To do:
Locate every line below that contains the word "this" and copy it.
#### Raw records ####
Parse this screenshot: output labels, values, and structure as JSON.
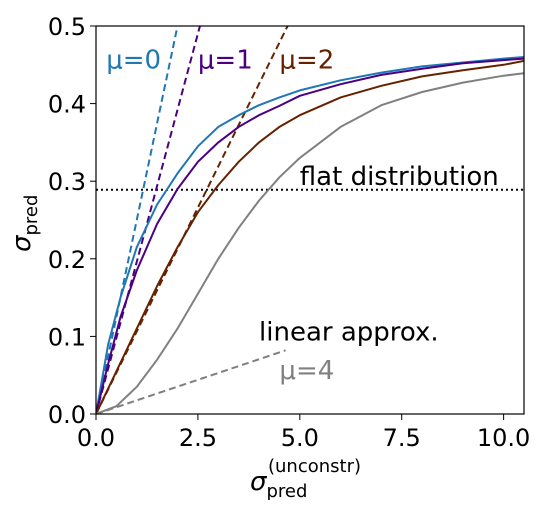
{
  "chart_data": {
    "type": "line",
    "title": "",
    "xlabel": {
      "base": "σ",
      "sub": "pred",
      "sup": "(unconstr)"
    },
    "ylabel": {
      "base": "σ",
      "sub": "pred"
    },
    "xlim": [
      0,
      10.5
    ],
    "ylim": [
      0,
      0.5
    ],
    "xticks": [
      0,
      2.5,
      5,
      7.5,
      10
    ],
    "xtick_labels": [
      "0.0",
      "2.5",
      "5.0",
      "7.5",
      "10.0"
    ],
    "yticks": [
      0,
      0.1,
      0.2,
      0.3,
      0.4,
      0.5
    ],
    "ytick_labels": [
      "0.0",
      "0.1",
      "0.2",
      "0.3",
      "0.4",
      "0.5"
    ],
    "grid": false,
    "series": [
      {
        "name": "μ=0",
        "color": "#1f77b4",
        "x": [
          0,
          0.3,
          0.6,
          1,
          1.5,
          2,
          2.5,
          3,
          3.5,
          4,
          4.5,
          5,
          6,
          7,
          8,
          9,
          10,
          10.5
        ],
        "y": [
          0,
          0.09,
          0.15,
          0.215,
          0.27,
          0.31,
          0.345,
          0.37,
          0.385,
          0.398,
          0.408,
          0.417,
          0.43,
          0.44,
          0.448,
          0.453,
          0.458,
          0.46
        ]
      },
      {
        "name": "μ=1",
        "color": "#4b0082",
        "x": [
          0,
          0.3,
          0.6,
          1,
          1.5,
          2,
          2.5,
          3,
          3.5,
          4,
          4.5,
          5,
          6,
          7,
          8,
          9,
          10,
          10.5
        ],
        "y": [
          0,
          0.065,
          0.125,
          0.185,
          0.245,
          0.29,
          0.325,
          0.35,
          0.37,
          0.385,
          0.397,
          0.41,
          0.425,
          0.437,
          0.445,
          0.452,
          0.456,
          0.458
        ]
      },
      {
        "name": "μ=2",
        "color": "#662200",
        "x": [
          0,
          0.5,
          1,
          1.5,
          2,
          2.5,
          3,
          3.5,
          4,
          4.5,
          5,
          6,
          7,
          8,
          9,
          10,
          10.5
        ],
        "y": [
          0,
          0.055,
          0.11,
          0.165,
          0.215,
          0.26,
          0.295,
          0.325,
          0.35,
          0.37,
          0.385,
          0.408,
          0.423,
          0.435,
          0.443,
          0.45,
          0.455
        ]
      },
      {
        "name": "μ=4",
        "color": "#808080",
        "x": [
          0,
          0.5,
          1,
          1.5,
          2,
          2.5,
          3,
          3.5,
          4,
          4.5,
          5,
          5.5,
          6,
          7,
          8,
          9,
          10,
          10.5
        ],
        "y": [
          0,
          0.01,
          0.035,
          0.07,
          0.11,
          0.155,
          0.2,
          0.24,
          0.275,
          0.305,
          0.33,
          0.35,
          0.37,
          0.398,
          0.415,
          0.427,
          0.436,
          0.439
        ]
      }
    ],
    "linear_approx": [
      {
        "name": "μ=0",
        "color": "#1f77b4",
        "x": [
          0,
          2.0
        ],
        "y": [
          0,
          0.5
        ]
      },
      {
        "name": "μ=1",
        "color": "#4b0082",
        "x": [
          0,
          2.55
        ],
        "y": [
          0,
          0.5
        ]
      },
      {
        "name": "μ=2",
        "color": "#662200",
        "x": [
          0,
          4.7
        ],
        "y": [
          0,
          0.5
        ]
      },
      {
        "name": "μ=4",
        "color": "#808080",
        "x": [
          0,
          4.65
        ],
        "y": [
          0,
          0.082
        ]
      }
    ],
    "reference_line": {
      "y": 0.289,
      "style": "dotted",
      "color": "#000000"
    },
    "annotations": [
      {
        "text": "μ=0",
        "color": "#1f77b4",
        "x": 0.25,
        "y": 0.445
      },
      {
        "text": "μ=1",
        "color": "#4b0082",
        "x": 2.5,
        "y": 0.445
      },
      {
        "text": "μ=2",
        "color": "#662200",
        "x": 4.5,
        "y": 0.445
      },
      {
        "text": "flat distribution",
        "color": "#000000",
        "x": 5.0,
        "y": 0.295
      },
      {
        "text": "linear approx.",
        "color": "#000000",
        "x": 4.0,
        "y": 0.095
      },
      {
        "text": "μ=4",
        "color": "#808080",
        "x": 4.5,
        "y": 0.045
      }
    ]
  }
}
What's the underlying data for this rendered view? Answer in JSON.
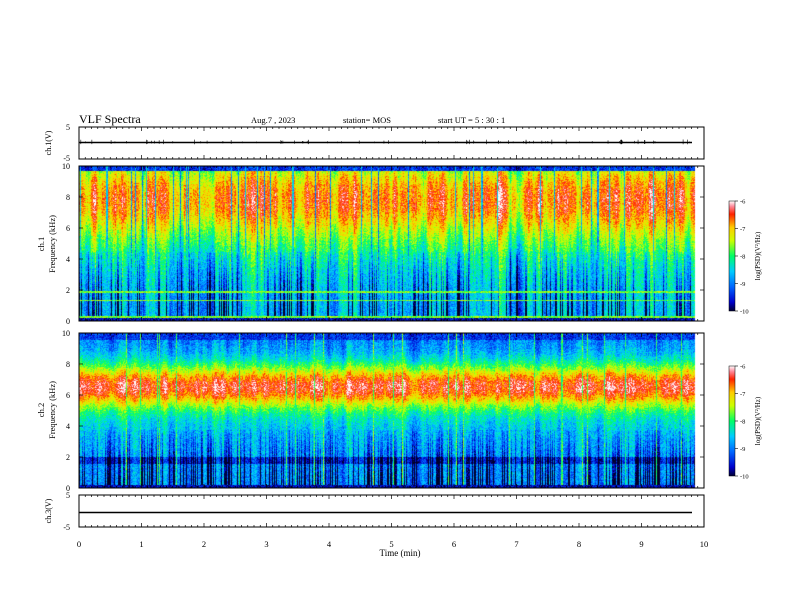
{
  "header": {
    "title": "VLF Spectra",
    "date": "Aug.7  , 2023",
    "station": "station= MOS",
    "start": "start  UT  =   5  : 30 : 1"
  },
  "chart_data": [
    {
      "type": "line",
      "title": "VLF Spectra",
      "ylabel": "ch.1(V)",
      "ylim": [
        -5,
        5
      ],
      "yticks": [
        "5",
        "-5"
      ],
      "x": [
        0,
        1,
        2,
        3,
        4,
        5,
        6,
        7,
        8,
        9,
        9.85
      ],
      "series": [
        {
          "values": [
            0,
            0,
            0,
            0,
            0,
            0,
            0,
            0,
            0,
            0,
            0
          ]
        }
      ],
      "xlim": [
        0,
        10
      ]
    },
    {
      "type": "heatmap",
      "ylabel": "ch.1\nFrequency (kHz)",
      "ylabel_line1": "ch.1",
      "ylabel_line2": "Frequency (kHz)",
      "ylim": [
        0,
        10
      ],
      "yticks": [
        "0",
        "2",
        "4",
        "6",
        "8",
        "10"
      ],
      "xlim": [
        0,
        10
      ],
      "colorbar": {
        "label": "log(PSD)(V²/Hz)",
        "range": [
          -10,
          -6
        ],
        "ticks": [
          "-6",
          "-7",
          "-8",
          "-9",
          "-10"
        ]
      }
    },
    {
      "type": "heatmap",
      "ylabel": "ch.2\nFrequency (kHz)",
      "ylabel_line1": "ch.2",
      "ylabel_line2": "Frequency (kHz)",
      "ylim": [
        0,
        10
      ],
      "yticks": [
        "0",
        "2",
        "4",
        "6",
        "8",
        "10"
      ],
      "xlim": [
        0,
        10
      ],
      "colorbar": {
        "label": "log(PSD)(V²/Hz)",
        "range": [
          -10,
          -6
        ],
        "ticks": [
          "-6",
          "-7",
          "-8",
          "-9",
          "-10"
        ]
      }
    },
    {
      "type": "line",
      "ylabel": "ch.3(V)",
      "ylim": [
        -5,
        5
      ],
      "yticks": [
        "5",
        "-5"
      ],
      "x": [
        0,
        1,
        2,
        3,
        4,
        5,
        6,
        7,
        8,
        9,
        9.85
      ],
      "series": [
        {
          "values": [
            -1,
            -1,
            -1,
            -1,
            -1,
            -1,
            -1,
            -1,
            -1,
            -1,
            -1
          ]
        }
      ],
      "xlim": [
        0,
        10
      ],
      "xlabel": "Time  (min)",
      "xticks": [
        "0",
        "1",
        "2",
        "3",
        "4",
        "5",
        "6",
        "7",
        "8",
        "9",
        "10"
      ]
    }
  ]
}
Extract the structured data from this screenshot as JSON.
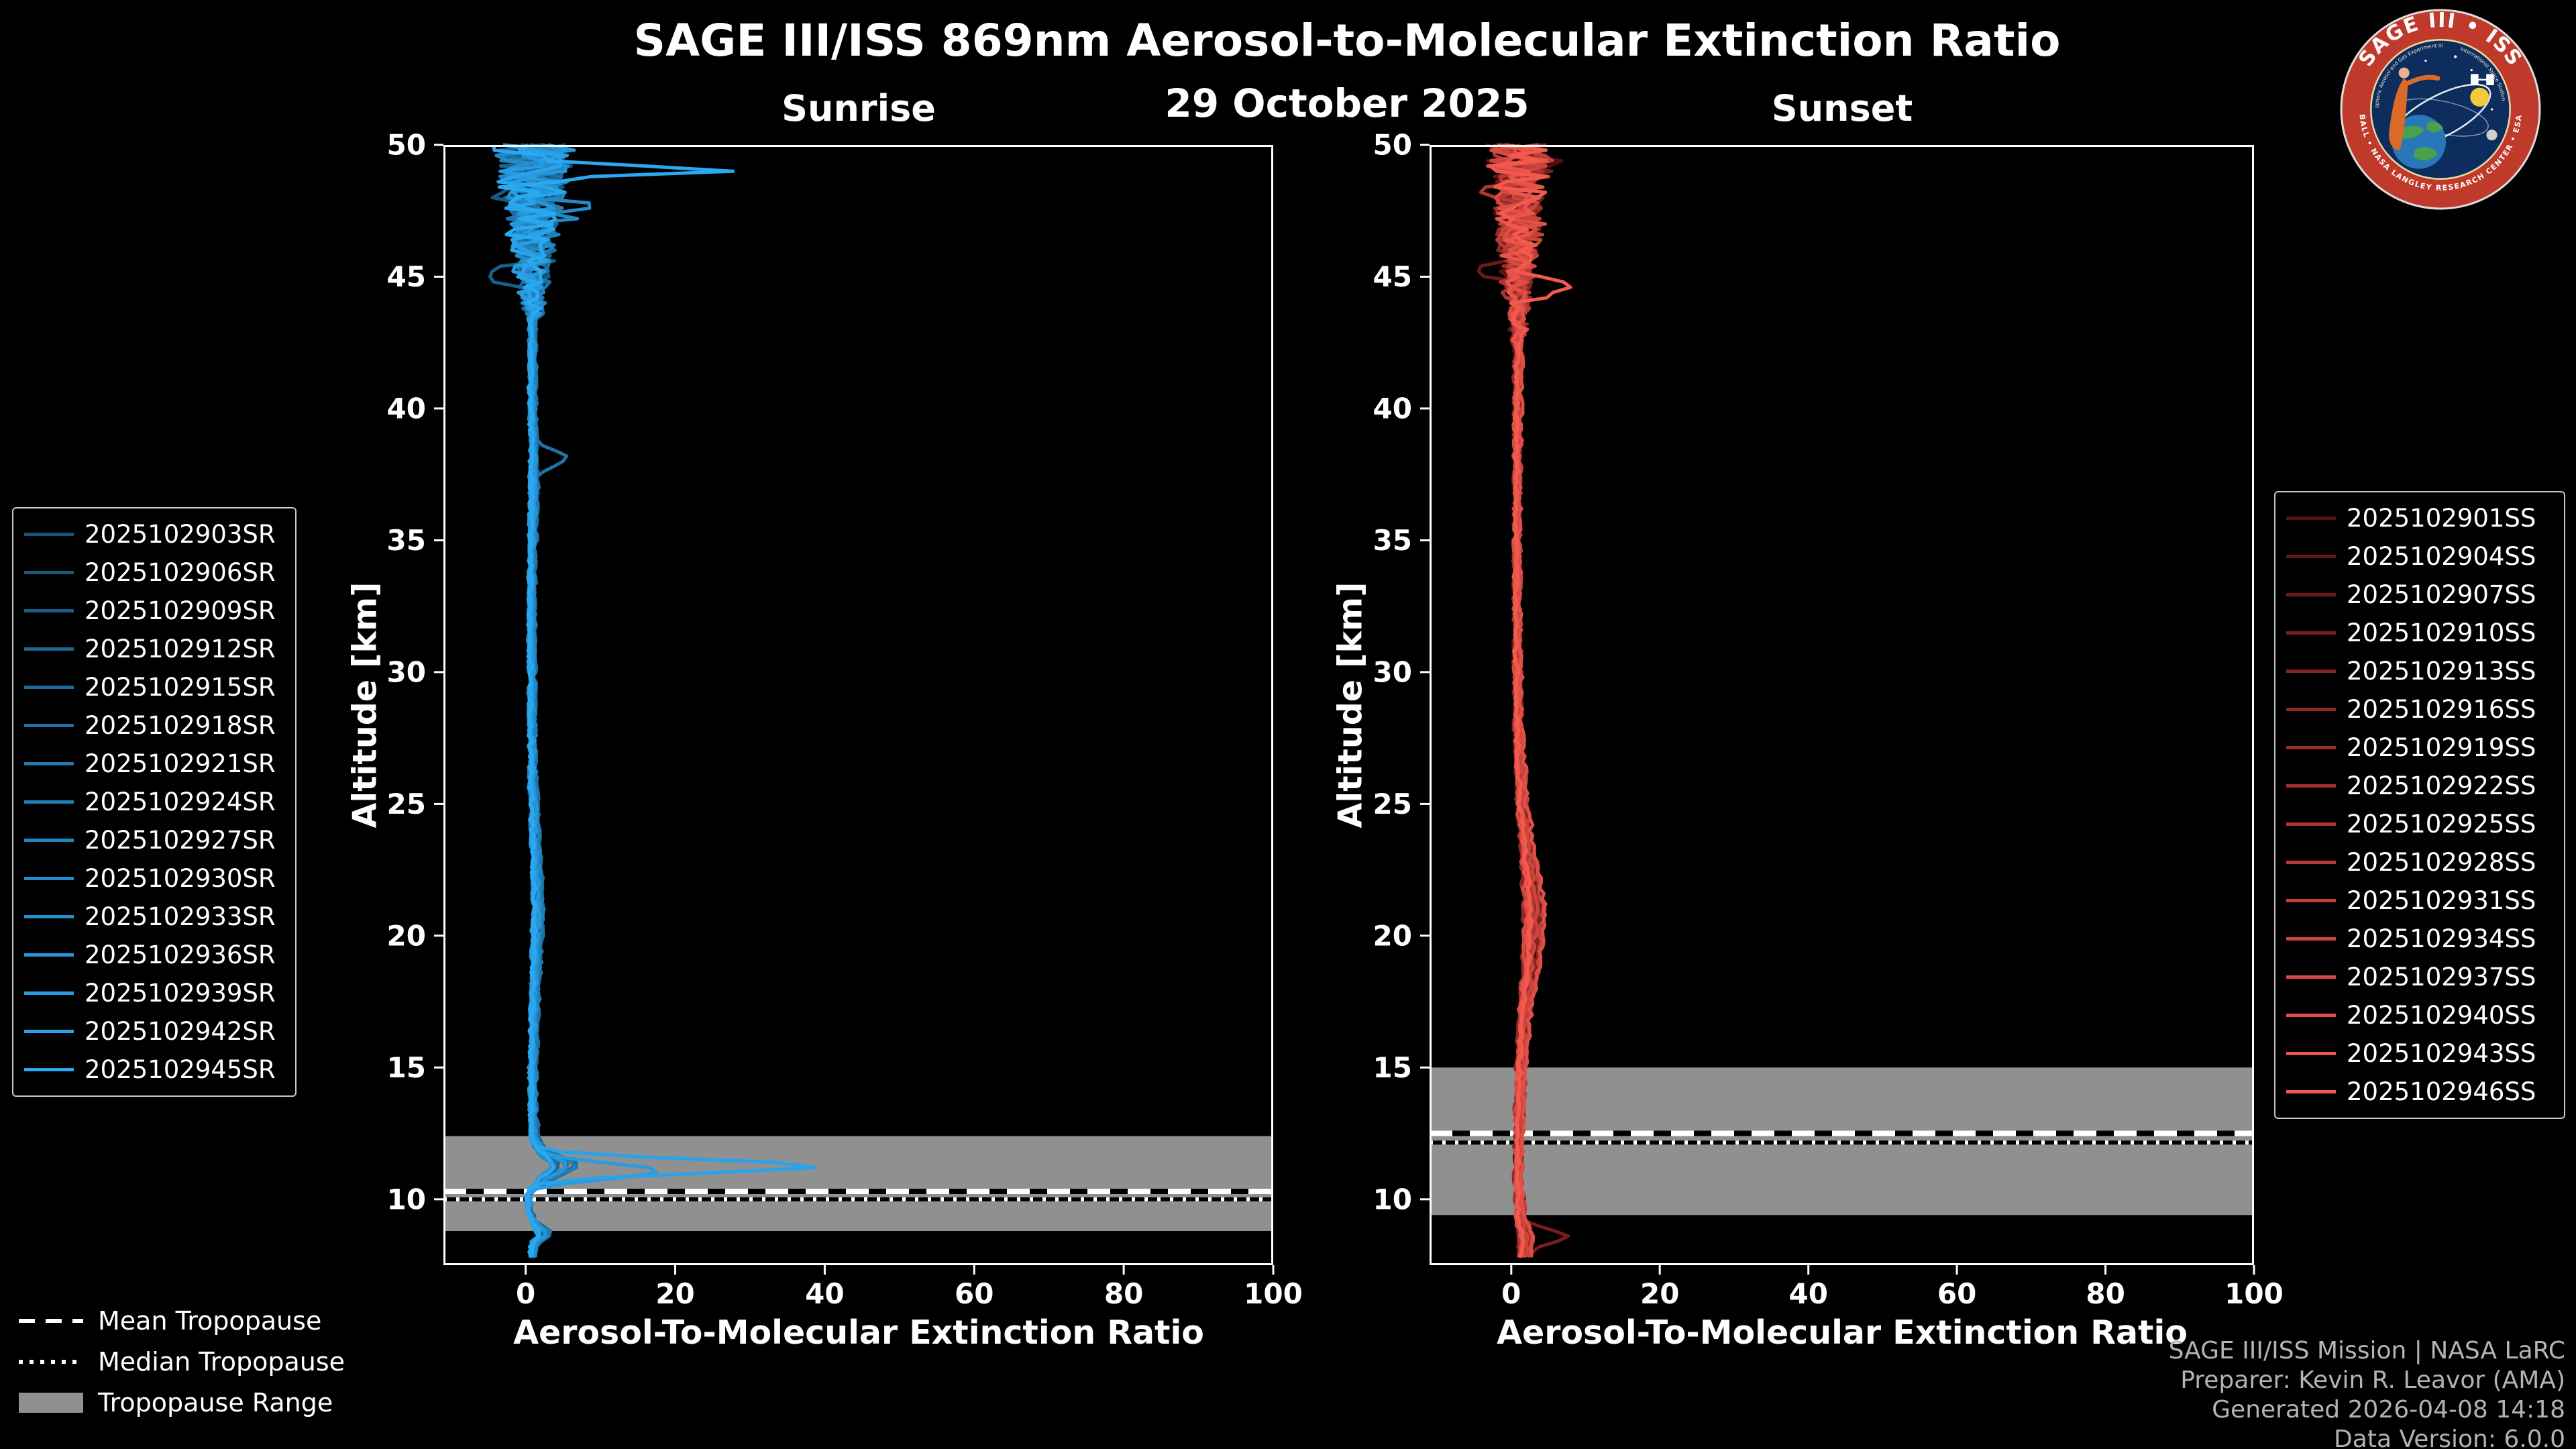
####
Correct answer:
Parse this screenshot: output labels, values, and structure as JSON.
What's the underlying data for this rendered view? Answer in JSON.
Extract the structured data from this screenshot as JSON.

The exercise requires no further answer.